**Records for the task:**
════════════════

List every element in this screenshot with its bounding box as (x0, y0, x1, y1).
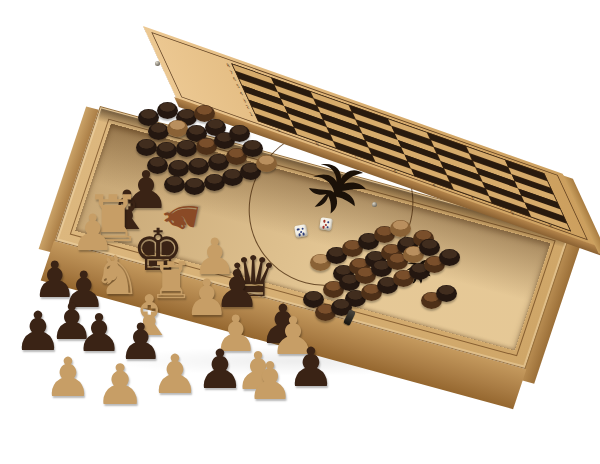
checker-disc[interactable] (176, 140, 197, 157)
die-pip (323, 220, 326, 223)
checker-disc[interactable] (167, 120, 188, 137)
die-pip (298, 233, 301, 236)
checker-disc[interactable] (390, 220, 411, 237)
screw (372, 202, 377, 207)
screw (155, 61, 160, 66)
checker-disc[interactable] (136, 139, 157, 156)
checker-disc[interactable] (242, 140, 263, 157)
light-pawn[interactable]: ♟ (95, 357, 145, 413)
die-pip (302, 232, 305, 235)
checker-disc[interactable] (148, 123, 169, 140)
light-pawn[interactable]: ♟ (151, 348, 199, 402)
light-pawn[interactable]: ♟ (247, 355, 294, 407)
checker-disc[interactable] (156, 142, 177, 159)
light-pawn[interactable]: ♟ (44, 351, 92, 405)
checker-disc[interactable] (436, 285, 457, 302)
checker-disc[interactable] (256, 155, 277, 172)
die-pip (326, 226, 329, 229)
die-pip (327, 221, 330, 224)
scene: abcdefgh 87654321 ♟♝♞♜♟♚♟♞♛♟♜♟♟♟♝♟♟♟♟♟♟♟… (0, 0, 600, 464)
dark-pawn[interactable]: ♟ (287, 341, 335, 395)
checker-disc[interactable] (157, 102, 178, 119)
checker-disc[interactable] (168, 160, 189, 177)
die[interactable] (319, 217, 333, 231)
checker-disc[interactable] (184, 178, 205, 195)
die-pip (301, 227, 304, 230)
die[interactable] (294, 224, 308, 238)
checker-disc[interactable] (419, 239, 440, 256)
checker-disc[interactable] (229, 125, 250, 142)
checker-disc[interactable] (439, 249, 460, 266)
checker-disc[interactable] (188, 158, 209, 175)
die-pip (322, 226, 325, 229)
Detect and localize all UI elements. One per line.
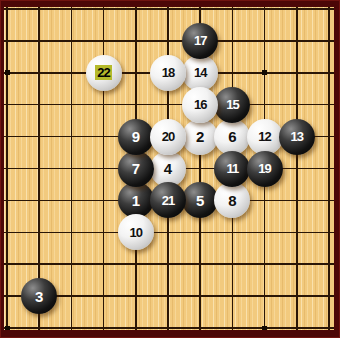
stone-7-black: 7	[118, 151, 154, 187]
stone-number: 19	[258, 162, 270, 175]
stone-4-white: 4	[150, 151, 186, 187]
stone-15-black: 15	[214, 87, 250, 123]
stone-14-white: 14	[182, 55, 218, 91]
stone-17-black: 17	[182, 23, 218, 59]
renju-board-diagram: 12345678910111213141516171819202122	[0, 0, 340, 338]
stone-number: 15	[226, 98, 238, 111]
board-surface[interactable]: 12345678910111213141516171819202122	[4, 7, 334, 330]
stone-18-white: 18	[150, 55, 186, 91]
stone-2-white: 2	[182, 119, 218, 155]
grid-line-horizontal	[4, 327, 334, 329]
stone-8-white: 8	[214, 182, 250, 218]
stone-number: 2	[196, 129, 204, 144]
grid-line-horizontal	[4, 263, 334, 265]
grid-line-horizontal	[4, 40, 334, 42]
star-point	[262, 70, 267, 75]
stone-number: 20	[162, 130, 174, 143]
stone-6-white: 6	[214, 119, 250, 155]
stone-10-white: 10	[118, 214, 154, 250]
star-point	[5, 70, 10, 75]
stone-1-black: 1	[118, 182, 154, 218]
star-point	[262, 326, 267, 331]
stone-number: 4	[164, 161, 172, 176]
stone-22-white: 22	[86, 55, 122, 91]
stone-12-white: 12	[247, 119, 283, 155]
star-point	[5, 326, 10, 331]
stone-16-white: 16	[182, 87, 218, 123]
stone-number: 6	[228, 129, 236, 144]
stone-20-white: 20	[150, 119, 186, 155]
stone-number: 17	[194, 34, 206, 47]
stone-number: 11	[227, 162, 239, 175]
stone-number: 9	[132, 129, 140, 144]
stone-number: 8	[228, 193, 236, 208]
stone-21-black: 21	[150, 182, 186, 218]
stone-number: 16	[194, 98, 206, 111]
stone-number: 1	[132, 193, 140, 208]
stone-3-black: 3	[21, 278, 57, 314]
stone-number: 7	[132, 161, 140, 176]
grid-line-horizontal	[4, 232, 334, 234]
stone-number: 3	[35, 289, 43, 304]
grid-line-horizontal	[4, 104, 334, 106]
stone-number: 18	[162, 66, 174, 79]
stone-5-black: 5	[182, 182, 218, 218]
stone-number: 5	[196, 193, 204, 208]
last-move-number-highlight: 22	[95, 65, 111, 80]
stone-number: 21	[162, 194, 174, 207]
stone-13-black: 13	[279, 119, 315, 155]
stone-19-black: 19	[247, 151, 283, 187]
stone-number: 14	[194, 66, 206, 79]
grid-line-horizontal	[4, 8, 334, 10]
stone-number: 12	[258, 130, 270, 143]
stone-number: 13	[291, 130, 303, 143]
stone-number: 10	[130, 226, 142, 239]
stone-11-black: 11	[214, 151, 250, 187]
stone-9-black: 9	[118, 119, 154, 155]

════════════════

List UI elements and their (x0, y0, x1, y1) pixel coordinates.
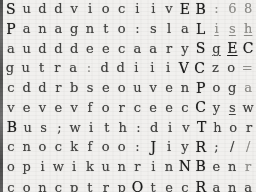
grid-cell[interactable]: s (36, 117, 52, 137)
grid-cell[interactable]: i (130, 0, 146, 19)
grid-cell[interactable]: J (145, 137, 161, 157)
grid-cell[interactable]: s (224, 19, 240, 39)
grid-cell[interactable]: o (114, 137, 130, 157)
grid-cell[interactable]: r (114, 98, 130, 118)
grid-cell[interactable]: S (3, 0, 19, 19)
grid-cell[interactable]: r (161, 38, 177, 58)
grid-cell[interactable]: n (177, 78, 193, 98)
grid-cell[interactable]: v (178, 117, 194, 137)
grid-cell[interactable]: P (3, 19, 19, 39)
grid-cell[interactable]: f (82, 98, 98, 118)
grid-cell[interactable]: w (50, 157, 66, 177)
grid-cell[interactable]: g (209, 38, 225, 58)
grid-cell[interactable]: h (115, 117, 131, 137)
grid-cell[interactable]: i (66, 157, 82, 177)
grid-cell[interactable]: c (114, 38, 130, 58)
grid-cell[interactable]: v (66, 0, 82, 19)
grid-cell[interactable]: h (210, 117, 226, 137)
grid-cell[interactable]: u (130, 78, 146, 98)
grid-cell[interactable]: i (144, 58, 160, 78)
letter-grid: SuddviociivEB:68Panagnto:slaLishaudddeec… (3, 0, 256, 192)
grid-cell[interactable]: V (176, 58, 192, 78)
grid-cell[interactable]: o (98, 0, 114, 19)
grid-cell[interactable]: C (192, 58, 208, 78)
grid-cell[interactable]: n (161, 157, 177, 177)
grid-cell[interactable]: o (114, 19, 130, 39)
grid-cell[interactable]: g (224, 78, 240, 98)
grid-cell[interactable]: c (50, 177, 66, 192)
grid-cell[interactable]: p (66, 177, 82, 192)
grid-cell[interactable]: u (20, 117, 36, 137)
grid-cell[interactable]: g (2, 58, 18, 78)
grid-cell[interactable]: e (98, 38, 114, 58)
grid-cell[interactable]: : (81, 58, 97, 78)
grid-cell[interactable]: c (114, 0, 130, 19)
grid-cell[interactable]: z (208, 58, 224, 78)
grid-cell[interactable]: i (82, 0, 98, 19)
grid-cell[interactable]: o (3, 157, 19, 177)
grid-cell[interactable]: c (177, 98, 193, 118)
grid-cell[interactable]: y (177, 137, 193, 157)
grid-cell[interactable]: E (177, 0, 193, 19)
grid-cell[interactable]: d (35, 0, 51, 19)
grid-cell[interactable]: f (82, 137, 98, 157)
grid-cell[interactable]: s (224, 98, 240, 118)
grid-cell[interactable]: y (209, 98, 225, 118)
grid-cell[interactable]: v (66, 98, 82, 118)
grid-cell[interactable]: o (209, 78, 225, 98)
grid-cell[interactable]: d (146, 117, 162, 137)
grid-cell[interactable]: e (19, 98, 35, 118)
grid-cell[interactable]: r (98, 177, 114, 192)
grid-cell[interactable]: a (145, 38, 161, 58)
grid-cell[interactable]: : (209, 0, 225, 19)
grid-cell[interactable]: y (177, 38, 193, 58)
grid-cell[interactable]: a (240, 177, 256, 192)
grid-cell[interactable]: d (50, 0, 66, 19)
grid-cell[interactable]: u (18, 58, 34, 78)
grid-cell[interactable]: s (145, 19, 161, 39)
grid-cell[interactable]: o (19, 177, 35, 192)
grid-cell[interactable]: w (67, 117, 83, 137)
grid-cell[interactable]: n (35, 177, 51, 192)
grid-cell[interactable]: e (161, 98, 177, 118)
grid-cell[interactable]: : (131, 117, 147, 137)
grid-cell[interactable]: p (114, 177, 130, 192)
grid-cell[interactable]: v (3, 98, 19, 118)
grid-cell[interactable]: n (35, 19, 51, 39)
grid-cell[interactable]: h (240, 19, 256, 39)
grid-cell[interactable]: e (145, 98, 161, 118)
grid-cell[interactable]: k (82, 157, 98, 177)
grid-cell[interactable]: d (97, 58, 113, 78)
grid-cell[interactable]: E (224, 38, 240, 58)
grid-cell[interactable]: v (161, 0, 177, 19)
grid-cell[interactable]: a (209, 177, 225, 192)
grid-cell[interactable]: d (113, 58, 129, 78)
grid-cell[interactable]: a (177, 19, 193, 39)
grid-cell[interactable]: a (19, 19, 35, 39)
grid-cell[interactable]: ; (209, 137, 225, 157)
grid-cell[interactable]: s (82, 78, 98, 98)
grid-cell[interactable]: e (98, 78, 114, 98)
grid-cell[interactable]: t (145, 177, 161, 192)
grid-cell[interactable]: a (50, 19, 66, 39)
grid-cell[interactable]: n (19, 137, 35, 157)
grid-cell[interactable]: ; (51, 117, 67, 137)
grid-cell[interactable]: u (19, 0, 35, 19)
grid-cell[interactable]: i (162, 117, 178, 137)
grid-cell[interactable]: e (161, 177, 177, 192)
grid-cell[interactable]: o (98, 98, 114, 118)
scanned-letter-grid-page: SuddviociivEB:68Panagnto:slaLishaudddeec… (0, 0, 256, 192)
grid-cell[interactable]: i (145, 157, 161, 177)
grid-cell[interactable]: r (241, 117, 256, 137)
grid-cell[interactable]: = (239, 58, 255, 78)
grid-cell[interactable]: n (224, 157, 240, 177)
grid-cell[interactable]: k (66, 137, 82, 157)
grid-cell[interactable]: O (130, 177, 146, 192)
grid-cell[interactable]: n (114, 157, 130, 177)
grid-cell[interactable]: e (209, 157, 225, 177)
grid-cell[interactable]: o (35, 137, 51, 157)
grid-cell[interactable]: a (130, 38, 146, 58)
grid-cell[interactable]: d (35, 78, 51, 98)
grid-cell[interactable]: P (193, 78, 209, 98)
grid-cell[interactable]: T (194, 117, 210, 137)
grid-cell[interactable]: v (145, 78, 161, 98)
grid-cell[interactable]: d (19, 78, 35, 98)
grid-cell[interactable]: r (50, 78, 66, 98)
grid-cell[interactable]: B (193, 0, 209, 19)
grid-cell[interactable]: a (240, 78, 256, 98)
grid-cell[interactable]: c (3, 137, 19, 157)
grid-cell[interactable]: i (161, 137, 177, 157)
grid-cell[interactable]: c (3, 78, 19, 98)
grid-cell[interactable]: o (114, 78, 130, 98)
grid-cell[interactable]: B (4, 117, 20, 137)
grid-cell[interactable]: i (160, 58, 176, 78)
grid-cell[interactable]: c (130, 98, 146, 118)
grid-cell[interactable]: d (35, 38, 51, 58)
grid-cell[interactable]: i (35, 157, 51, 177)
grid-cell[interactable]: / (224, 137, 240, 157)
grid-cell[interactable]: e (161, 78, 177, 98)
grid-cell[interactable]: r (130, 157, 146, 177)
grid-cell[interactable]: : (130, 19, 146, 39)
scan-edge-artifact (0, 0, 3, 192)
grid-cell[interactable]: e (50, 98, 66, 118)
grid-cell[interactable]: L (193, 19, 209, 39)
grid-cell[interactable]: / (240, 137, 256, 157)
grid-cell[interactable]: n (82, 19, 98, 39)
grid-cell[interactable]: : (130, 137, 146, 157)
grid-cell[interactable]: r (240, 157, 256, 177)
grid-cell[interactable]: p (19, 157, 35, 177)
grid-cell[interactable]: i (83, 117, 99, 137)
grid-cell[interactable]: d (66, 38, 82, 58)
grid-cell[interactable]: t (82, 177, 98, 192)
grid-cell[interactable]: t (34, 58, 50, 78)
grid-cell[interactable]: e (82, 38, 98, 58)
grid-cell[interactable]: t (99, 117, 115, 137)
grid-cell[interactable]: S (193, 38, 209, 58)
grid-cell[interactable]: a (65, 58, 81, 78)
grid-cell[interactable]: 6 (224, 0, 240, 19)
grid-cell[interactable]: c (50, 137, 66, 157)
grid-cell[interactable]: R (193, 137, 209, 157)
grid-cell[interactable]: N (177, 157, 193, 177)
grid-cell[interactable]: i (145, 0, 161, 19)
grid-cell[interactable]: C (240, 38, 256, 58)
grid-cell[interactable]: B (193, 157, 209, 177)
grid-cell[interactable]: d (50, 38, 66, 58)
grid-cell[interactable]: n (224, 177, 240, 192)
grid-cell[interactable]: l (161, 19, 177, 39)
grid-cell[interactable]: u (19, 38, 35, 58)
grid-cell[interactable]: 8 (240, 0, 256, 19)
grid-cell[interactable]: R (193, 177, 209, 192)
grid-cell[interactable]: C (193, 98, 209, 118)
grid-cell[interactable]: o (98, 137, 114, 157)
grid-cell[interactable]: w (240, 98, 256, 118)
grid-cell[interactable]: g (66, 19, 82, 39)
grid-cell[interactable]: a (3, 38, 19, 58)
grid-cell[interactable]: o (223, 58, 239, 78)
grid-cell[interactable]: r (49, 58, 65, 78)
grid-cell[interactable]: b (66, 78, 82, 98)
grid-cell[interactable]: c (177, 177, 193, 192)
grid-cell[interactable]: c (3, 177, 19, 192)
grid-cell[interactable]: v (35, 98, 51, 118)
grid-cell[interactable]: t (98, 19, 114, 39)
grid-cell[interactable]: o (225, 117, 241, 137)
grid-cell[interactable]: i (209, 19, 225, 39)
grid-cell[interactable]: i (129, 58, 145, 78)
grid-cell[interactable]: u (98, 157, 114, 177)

════════════════

**Direction:** Could you put the records from the line with "151, 154, 187]" through the line with "130, 174, 143]", both ends included, into a Markdown table with a "No." column for the row number and a "Line" column for the line itself, leaving out any blank lines?

**Reply to the exercise:**
| No. | Line |
|---|---|
| 1 | stone-7-black: 7	[118, 151, 154, 187] |
| 2 | stone-number: 19	[258, 162, 270, 175] |
| 3 | stone-4-white: 4	[150, 151, 186, 187] |
| 4 | stone-15-black: 15	[214, 87, 250, 123] |
| 5 | stone-14-white: 14	[182, 55, 218, 91] |
| 6 | stone-17-black: 17	[182, 23, 218, 59] |
| 7 | renju-board-diagram: 12345678910111213141516171819202122	[0, 0, 340, 338] |
| 8 | stone-number: 15	[226, 98, 238, 111] |
| 9 | board-surface[interactable]: 12345678910111213141516171819202122	[4, 7, 334, 330] |
| 10 | stone-18-white: 18	[150, 55, 186, 91] |
| 11 | stone-2-white: 2	[182, 119, 218, 155] |
| 12 | grid-line-horizontal	[4, 327, 334, 329] |
| 13 | stone-8-white: 8	[214, 182, 250, 218] |
| 14 | stone-number: 2	[196, 129, 204, 144] |
| 15 | grid-line-horizontal	[4, 263, 334, 265] |
| 16 | grid-line-horizontal	[4, 40, 334, 42] |
| 17 | star-point	[262, 70, 267, 75] |
| 18 | stone-number: 20	[162, 130, 174, 143] |